WRITTEN EXERCISE: Write the data out again exactly, with no pictures.

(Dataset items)
****************************************
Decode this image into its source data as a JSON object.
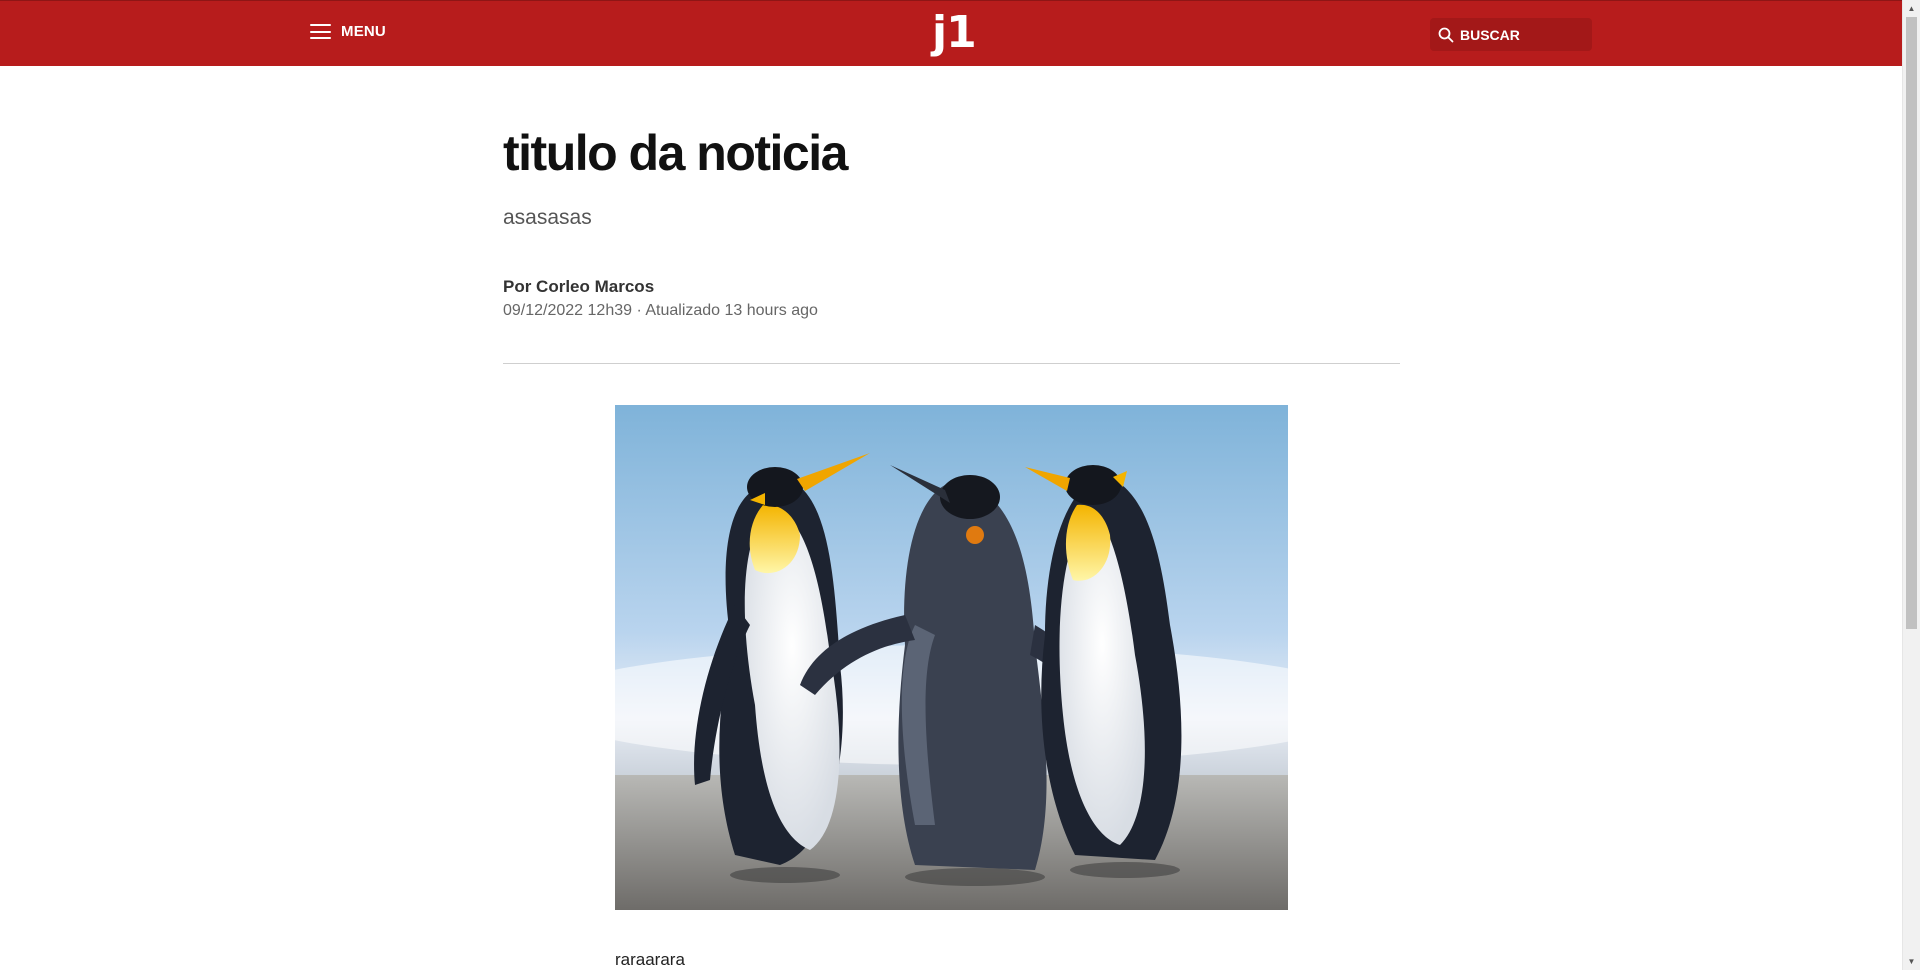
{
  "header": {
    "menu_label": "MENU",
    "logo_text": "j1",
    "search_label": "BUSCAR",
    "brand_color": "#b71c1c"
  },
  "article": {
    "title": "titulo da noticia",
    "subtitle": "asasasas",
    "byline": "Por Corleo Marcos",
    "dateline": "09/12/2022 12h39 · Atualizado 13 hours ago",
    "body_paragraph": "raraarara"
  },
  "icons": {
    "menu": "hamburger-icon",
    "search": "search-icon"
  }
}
****************************************
ANSWER TO THE PROBLEM:
Decode this image into its source data as a JSON object.
{
  "header": {
    "menu_label": "MENU",
    "logo_text": "j1",
    "search_label": "BUSCAR",
    "brand_color": "#b71c1c"
  },
  "article": {
    "title": "titulo da noticia",
    "subtitle": "asasasas",
    "byline": "Por Corleo Marcos",
    "dateline": "09/12/2022 12h39 · Atualizado 13 hours ago",
    "body_paragraph": "raraarara"
  },
  "icons": {
    "menu": "hamburger-icon",
    "search": "search-icon"
  }
}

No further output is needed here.